:: Texte source

Premier volet de son œuvre complète (dont Y a-t-il lieu d’écrire ? et Épitaphes seront la suite) Légende posthume nous donne à suivre l’ordre recomposé, selon ce qu’en voulut l’auteur avant sa mort, des poèmes écrits entre 1967 et 1974, redistribués ici en deux grands ensembles, Le sujet est la clairière de son corps (initialement publié par Jacques Dupin aux éditions Maeght en 1975, l’un des premiers à l’avoir reconnu en France avec, entre autres, Michel Deguy, Martine Broda, Alain Veinstein…), et Rochepluie. Refusant et de briller en société et de s’y complaire, ayant choisi radicalement l’esseulement et la présence d’une douleur sans nom que sa mère semble lui avoir transmise comme un mal d’enfance inéluctable, Charles Racine, s’il s’égarait dans ses mots, savait pourtant quelle sorte de bombe à retardement ils deviendraient : « si je m’égare, écrivait-il/ c’est pour prendre une rupture dans mes bras ». À cet impératif, il ne cessa de répondre et d’abord, semble-t-on subodorer, s’y fut-il rendu à sa possibilité qu’en passant par le traumatisme du suicide (par pendaison) de sa mère… : « la corde prit le col de la mère/ au sapin muet que balance le vent/ d’automne qui m’absente du martyre/ de l’enfant qui assiste au martyre de la mère », est-il écrit par deux fois en deux endroits du livre, quand, plus loin, lui-même confie que « rien n’épelle ton droit tu descends et couche à ses pieds ».
Ce savoir lui donne un droit incondition-nel : il consiste à entendre « la corde/ s’écouler le long de (s)on cou » ; et à cette condition seule, par laquelle sa mère meurt, il répond encore, retournant sa langue (celle de sa mère) sur la sienne propre. Cette décision, par laquelle en apparence il se sauve, lui fera donc choisir d’écrire dans la langue suisse romane, refusant le suisse alémanique de son père, dont il rejettera autant le patronyme. C’est dans cet écart, qui est autant une opération qu’une fourche entrée en lui selon deux courants opposés (un écartèlement jamais apaisé), que Charles Racine signe et saigne ce qu’écrire signifie pour lui : « table de détresse/ musique oublieuse/ de l’oracle/ souvenu dans l’ouïe/ mise sur le métier ».

::::
:: Données de l'exercice

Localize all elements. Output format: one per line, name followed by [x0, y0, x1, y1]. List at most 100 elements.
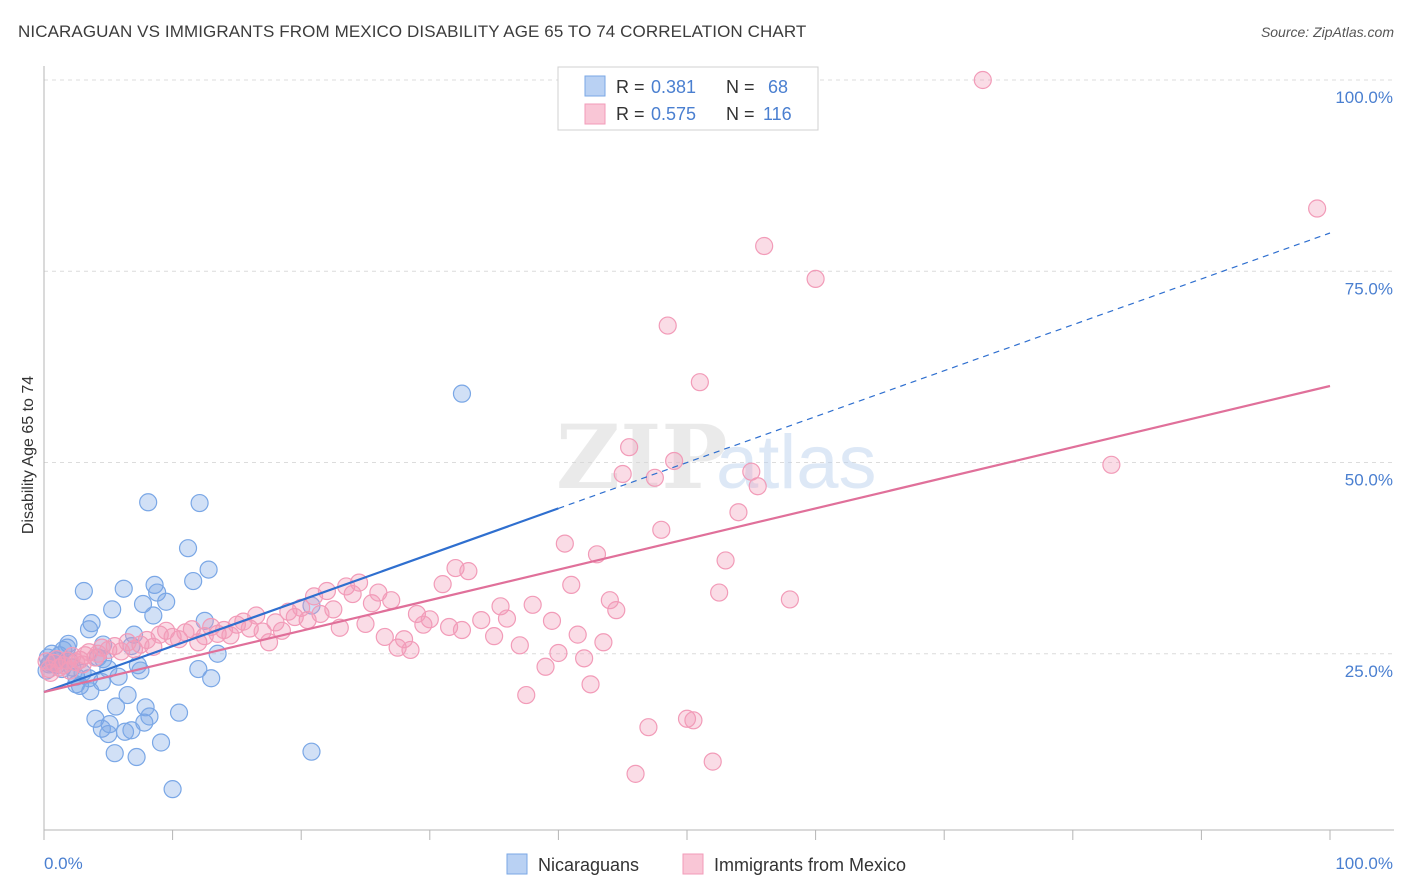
data-point — [517, 685, 536, 705]
data-point — [542, 611, 562, 630]
chart-source: Source: ZipAtlas.com — [1260, 24, 1394, 40]
data-point — [199, 560, 218, 579]
data-point — [100, 715, 119, 734]
legend-swatch-blue — [584, 75, 606, 97]
data-point — [652, 520, 671, 539]
y-tick-labels: 25.0% 50.0% 75.0% 100.0% — [1335, 88, 1393, 681]
series-legend-mexico: Immigrants from Mexico — [714, 855, 906, 875]
data-point — [190, 493, 209, 513]
trend-line-extension — [558, 232, 1331, 509]
data-point — [677, 709, 697, 728]
data-point — [169, 630, 189, 649]
data-point — [302, 742, 321, 761]
grid-lines — [44, 79, 1394, 655]
data-point — [729, 503, 748, 522]
trend-line — [43, 384, 1331, 694]
x-tick-label-min: 0.0% — [44, 854, 83, 873]
data-point — [221, 626, 240, 645]
data-point — [806, 269, 825, 288]
data-point — [639, 718, 658, 737]
data-point — [755, 236, 774, 256]
data-point — [485, 627, 504, 646]
data-point — [452, 620, 472, 640]
data-point — [394, 630, 414, 649]
data-point — [452, 384, 472, 403]
legend-r-value-pink: 0.575 — [651, 104, 696, 124]
series-legend: Nicaraguans Immigrants from Mexico — [506, 853, 906, 875]
data-point — [600, 591, 619, 610]
data-point — [523, 595, 542, 614]
data-point — [114, 579, 133, 598]
y-tick-label: 75.0% — [1345, 279, 1393, 298]
data-point — [151, 733, 171, 752]
data-point — [748, 477, 767, 496]
series-legend-swatch-blue — [506, 853, 528, 875]
legend-swatch-pink — [584, 103, 606, 125]
mexico-points — [37, 70, 1327, 783]
data-point — [106, 697, 126, 716]
data-point — [343, 584, 362, 604]
data-point — [607, 601, 626, 620]
data-point — [472, 610, 491, 630]
data-point — [169, 703, 189, 722]
data-point — [684, 711, 703, 730]
data-point — [184, 571, 203, 591]
data-point — [536, 657, 555, 676]
y-tick-label: 100.0% — [1335, 88, 1393, 107]
legend-n-label-blue: N = — [726, 77, 755, 97]
trend-lines — [43, 232, 1331, 694]
data-point — [140, 707, 159, 726]
data-point — [208, 644, 227, 663]
data-point — [178, 539, 198, 558]
data-point — [568, 625, 587, 644]
data-point — [710, 583, 729, 602]
watermark-zip: ZIP — [556, 405, 728, 509]
data-point — [324, 600, 343, 619]
data-point — [645, 468, 664, 487]
data-point — [420, 610, 439, 629]
data-point — [716, 551, 735, 570]
data-point — [562, 575, 581, 595]
x-axis-ticks — [43, 830, 1331, 840]
legend-n-value-pink: 116 — [763, 104, 792, 124]
trend-line — [43, 507, 559, 694]
data-point — [118, 685, 137, 705]
data-point — [115, 722, 135, 741]
data-point — [139, 493, 158, 512]
series-legend-swatch-pink — [682, 853, 704, 875]
data-point — [189, 659, 208, 679]
legend-r-value-blue: 0.381 — [651, 77, 696, 97]
data-point — [613, 464, 632, 484]
legend-n-value-blue: 68 — [768, 77, 788, 97]
y-tick-label: 25.0% — [1345, 662, 1393, 681]
data-point — [581, 675, 600, 694]
data-point — [510, 636, 529, 655]
y-tick-label: 50.0% — [1345, 471, 1393, 490]
y-axis-title: Disability Age 65 to 74 — [20, 376, 37, 534]
x-tick-label-max: 100.0% — [1335, 854, 1393, 873]
data-point — [690, 373, 709, 392]
legend-r-label-blue: R = — [616, 77, 645, 97]
data-point — [202, 669, 221, 688]
data-point — [74, 581, 93, 601]
data-point — [103, 600, 122, 619]
data-point — [433, 575, 452, 594]
data-point — [86, 709, 105, 728]
data-point — [136, 698, 155, 717]
data-point — [157, 592, 176, 611]
data-point — [144, 606, 163, 625]
data-point — [780, 590, 799, 609]
data-point — [703, 752, 722, 771]
watermark-atlas: atlas — [716, 420, 877, 505]
data-point — [82, 614, 101, 633]
data-point — [1102, 455, 1121, 474]
data-point — [620, 438, 639, 457]
data-point — [973, 70, 992, 90]
data-point — [549, 643, 568, 663]
data-point — [133, 594, 153, 614]
data-point — [1308, 199, 1327, 218]
data-point — [658, 316, 677, 335]
data-point — [375, 627, 394, 647]
nicaraguans-points — [37, 384, 472, 799]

::::

(Série d'exercices):
a - D'après le texte source, entre quelles années ont été écrits les poèmes réunis dans Légende posthume ?
b - Placez s'il vous plaît dans une liste JSON de chaînes les lignes des entrées allant de celle qui contient "data-point — [517, 685, 536, 705]" jusqu'à celle qui contient "legend-swatch-blue — [584, 75, 606, 97]", bornes comprises. Mettez une chaîne par ligne et omettez les lignes vides.

(Corrigé par exercice):
a - Entre 1967 et 1974.

b -
[
  "data-point — [517, 685, 536, 705]",
  "data-point — [542, 611, 562, 630]",
  "chart-source: Source: ZipAtlas.com — [1260, 24, 1394, 40]",
  "data-point — [199, 560, 218, 579]",
  "data-point — [100, 715, 119, 734]",
  "legend-swatch-blue — [584, 75, 606, 97]"
]